### Extracted data

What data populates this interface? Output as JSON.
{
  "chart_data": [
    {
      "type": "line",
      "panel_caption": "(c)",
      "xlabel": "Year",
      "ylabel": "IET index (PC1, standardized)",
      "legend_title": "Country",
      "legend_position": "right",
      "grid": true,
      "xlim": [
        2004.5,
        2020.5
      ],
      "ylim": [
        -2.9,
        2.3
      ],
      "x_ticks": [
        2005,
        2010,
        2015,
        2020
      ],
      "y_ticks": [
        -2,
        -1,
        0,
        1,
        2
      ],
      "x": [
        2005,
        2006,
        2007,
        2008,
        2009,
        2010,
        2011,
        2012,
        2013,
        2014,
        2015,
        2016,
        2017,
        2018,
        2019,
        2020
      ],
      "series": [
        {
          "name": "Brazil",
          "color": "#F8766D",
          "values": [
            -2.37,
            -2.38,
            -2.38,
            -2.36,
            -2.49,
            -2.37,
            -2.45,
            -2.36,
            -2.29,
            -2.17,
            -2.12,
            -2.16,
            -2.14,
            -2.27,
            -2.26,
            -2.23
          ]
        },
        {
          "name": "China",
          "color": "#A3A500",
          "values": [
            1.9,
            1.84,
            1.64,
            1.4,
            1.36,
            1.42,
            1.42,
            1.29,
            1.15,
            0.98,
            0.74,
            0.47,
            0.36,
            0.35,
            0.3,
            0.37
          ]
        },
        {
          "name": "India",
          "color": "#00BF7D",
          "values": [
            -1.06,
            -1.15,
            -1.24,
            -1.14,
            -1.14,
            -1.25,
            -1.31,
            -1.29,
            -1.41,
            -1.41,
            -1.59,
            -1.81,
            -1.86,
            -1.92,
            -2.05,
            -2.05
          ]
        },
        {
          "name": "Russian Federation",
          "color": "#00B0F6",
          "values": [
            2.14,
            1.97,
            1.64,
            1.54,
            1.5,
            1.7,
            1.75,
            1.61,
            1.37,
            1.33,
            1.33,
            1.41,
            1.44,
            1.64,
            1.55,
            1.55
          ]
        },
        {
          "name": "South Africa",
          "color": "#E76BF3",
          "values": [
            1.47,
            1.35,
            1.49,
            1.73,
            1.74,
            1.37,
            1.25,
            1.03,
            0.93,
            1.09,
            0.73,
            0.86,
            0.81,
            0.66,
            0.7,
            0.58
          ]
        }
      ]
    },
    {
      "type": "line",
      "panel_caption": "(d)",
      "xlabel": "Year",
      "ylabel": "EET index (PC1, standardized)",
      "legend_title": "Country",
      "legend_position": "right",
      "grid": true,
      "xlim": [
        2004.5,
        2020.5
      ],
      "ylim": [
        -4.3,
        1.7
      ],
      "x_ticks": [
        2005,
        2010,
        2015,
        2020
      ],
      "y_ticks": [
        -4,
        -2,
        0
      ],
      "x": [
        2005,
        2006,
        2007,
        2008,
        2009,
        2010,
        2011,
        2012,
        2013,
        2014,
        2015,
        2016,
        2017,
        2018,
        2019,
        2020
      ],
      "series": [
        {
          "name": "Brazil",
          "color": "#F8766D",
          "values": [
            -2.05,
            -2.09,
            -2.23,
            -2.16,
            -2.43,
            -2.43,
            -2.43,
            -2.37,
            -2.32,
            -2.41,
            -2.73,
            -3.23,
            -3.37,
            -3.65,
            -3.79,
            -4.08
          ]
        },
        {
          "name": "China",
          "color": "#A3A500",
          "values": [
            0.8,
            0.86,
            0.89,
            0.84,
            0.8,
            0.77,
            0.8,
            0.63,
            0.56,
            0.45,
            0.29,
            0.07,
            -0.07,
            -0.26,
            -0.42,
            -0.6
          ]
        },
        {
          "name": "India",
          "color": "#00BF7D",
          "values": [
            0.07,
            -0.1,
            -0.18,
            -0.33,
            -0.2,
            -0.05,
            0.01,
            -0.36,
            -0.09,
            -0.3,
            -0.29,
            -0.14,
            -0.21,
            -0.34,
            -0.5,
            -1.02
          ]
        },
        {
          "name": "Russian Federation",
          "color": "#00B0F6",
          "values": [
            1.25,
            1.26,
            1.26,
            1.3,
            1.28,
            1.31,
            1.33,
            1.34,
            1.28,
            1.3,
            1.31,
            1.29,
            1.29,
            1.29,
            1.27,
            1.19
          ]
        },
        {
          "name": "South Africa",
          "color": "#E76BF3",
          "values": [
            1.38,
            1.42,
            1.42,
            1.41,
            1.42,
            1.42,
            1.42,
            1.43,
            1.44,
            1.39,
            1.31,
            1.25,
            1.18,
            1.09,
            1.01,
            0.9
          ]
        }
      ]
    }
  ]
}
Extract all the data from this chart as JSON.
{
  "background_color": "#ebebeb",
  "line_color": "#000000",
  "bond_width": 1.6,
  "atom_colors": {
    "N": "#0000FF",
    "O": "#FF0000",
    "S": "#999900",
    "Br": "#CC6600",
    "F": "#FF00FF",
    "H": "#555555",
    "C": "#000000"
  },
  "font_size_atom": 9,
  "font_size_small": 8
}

######

> Goal
The records above need to be transcribed in full. Keep every character unchanged.

> Output for this task
What data populates this interface? Output as JSON.
{
  "chart_data": [
    {
      "type": "line",
      "panel_caption": "(c)",
      "xlabel": "Year",
      "ylabel": "IET index (PC1, standardized)",
      "legend_title": "Country",
      "legend_position": "right",
      "grid": true,
      "xlim": [
        2004.5,
        2020.5
      ],
      "ylim": [
        -2.9,
        2.3
      ],
      "x_ticks": [
        2005,
        2010,
        2015,
        2020
      ],
      "y_ticks": [
        -2,
        -1,
        0,
        1,
        2
      ],
      "x": [
        2005,
        2006,
        2007,
        2008,
        2009,
        2010,
        2011,
        2012,
        2013,
        2014,
        2015,
        2016,
        2017,
        2018,
        2019,
        2020
      ],
      "series": [
        {
          "name": "Brazil",
          "color": "#F8766D",
          "values": [
            -2.37,
            -2.38,
            -2.38,
            -2.36,
            -2.49,
            -2.37,
            -2.45,
            -2.36,
            -2.29,
            -2.17,
            -2.12,
            -2.16,
            -2.14,
            -2.27,
            -2.26,
            -2.23
          ]
        },
        {
          "name": "China",
          "color": "#A3A500",
          "values": [
            1.9,
            1.84,
            1.64,
            1.4,
            1.36,
            1.42,
            1.42,
            1.29,
            1.15,
            0.98,
            0.74,
            0.47,
            0.36,
            0.35,
            0.3,
            0.37
          ]
        },
        {
          "name": "India",
          "color": "#00BF7D",
          "values": [
            -1.06,
            -1.15,
            -1.24,
            -1.14,
            -1.14,
            -1.25,
            -1.31,
            -1.29,
            -1.41,
            -1.41,
            -1.59,
            -1.81,
            -1.86,
            -1.92,
            -2.05,
            -2.05
          ]
        },
        {
          "name": "Russian Federation",
          "color": "#00B0F6",
          "values": [
            2.14,
            1.97,
            1.64,
            1.54,
            1.5,
            1.7,
            1.75,
            1.61,
            1.37,
            1.33,
            1.33,
            1.41,
            1.44,
            1.64,
            1.55,
            1.55
          ]
        },
        {
          "name": "South Africa",
          "color": "#E76BF3",
          "values": [
            1.47,
            1.35,
            1.49,
            1.73,
            1.74,
            1.37,
            1.25,
            1.03,
            0.93,
            1.09,
            0.73,
            0.86,
            0.81,
            0.66,
            0.7,
            0.58
          ]
        }
      ]
    },
    {
      "type": "line",
      "panel_caption": "(d)",
      "xlabel": "Year",
      "ylabel": "EET index (PC1, standardized)",
      "legend_title": "Country",
      "legend_position": "right",
      "grid": true,
      "xlim": [
        2004.5,
        2020.5
      ],
      "ylim": [
        -4.3,
        1.7
      ],
      "x_ticks": [
        2005,
        2010,
        2015,
        2020
      ],
      "y_ticks": [
        -4,
        -2,
        0
      ],
      "x": [
        2005,
        2006,
        2007,
        2008,
        2009,
        2010,
        2011,
        2012,
        2013,
        2014,
        2015,
        2016,
        2017,
        2018,
        2019,
        2020
      ],
      "series": [
        {
          "name": "Brazil",
          "color": "#F8766D",
          "values": [
            -2.05,
            -2.09,
            -2.23,
            -2.16,
            -2.43,
            -2.43,
            -2.43,
            -2.37,
            -2.32,
            -2.41,
            -2.73,
            -3.23,
            -3.37,
            -3.65,
            -3.79,
            -4.08
          ]
        },
        {
          "name": "China",
          "color": "#A3A500",
          "values": [
            0.8,
            0.86,
            0.89,
            0.84,
            0.8,
            0.77,
            0.8,
            0.63,
            0.56,
            0.45,
            0.29,
            0.07,
            -0.07,
            -0.26,
            -0.42,
            -0.6
          ]
        },
        {
          "name": "India",
          "color": "#00BF7D",
          "values": [
            0.07,
            -0.1,
            -0.18,
            -0.33,
            -0.2,
            -0.05,
            0.01,
            -0.36,
            -0.09,
            -0.3,
            -0.29,
            -0.14,
            -0.21,
            -0.34,
            -0.5,
            -1.02
          ]
        },
        {
          "name": "Russian Federation",
          "color": "#00B0F6",
          "values": [
            1.25,
            1.26,
            1.26,
            1.3,
            1.28,
            1.31,
            1.33,
            1.34,
            1.28,
            1.3,
            1.31,
            1.29,
            1.29,
            1.29,
            1.27,
            1.19
          ]
        },
        {
          "name": "South Africa",
          "color": "#E76BF3",
          "values": [
            1.38,
            1.42,
            1.42,
            1.41,
            1.42,
            1.42,
            1.42,
            1.43,
            1.44,
            1.39,
            1.31,
            1.25,
            1.18,
            1.09,
            1.01,
            0.9
          ]
        }
      ]
    }
  ]
}
Extract all the data from this chart as JSON.
{
  "background_color": "#ebebeb",
  "line_color": "#000000",
  "bond_width": 1.6,
  "atom_colors": {
    "N": "#0000FF",
    "O": "#FF0000",
    "S": "#999900",
    "Br": "#CC6600",
    "F": "#FF00FF",
    "H": "#555555",
    "C": "#000000"
  },
  "font_size_atom": 9,
  "font_size_small": 8
}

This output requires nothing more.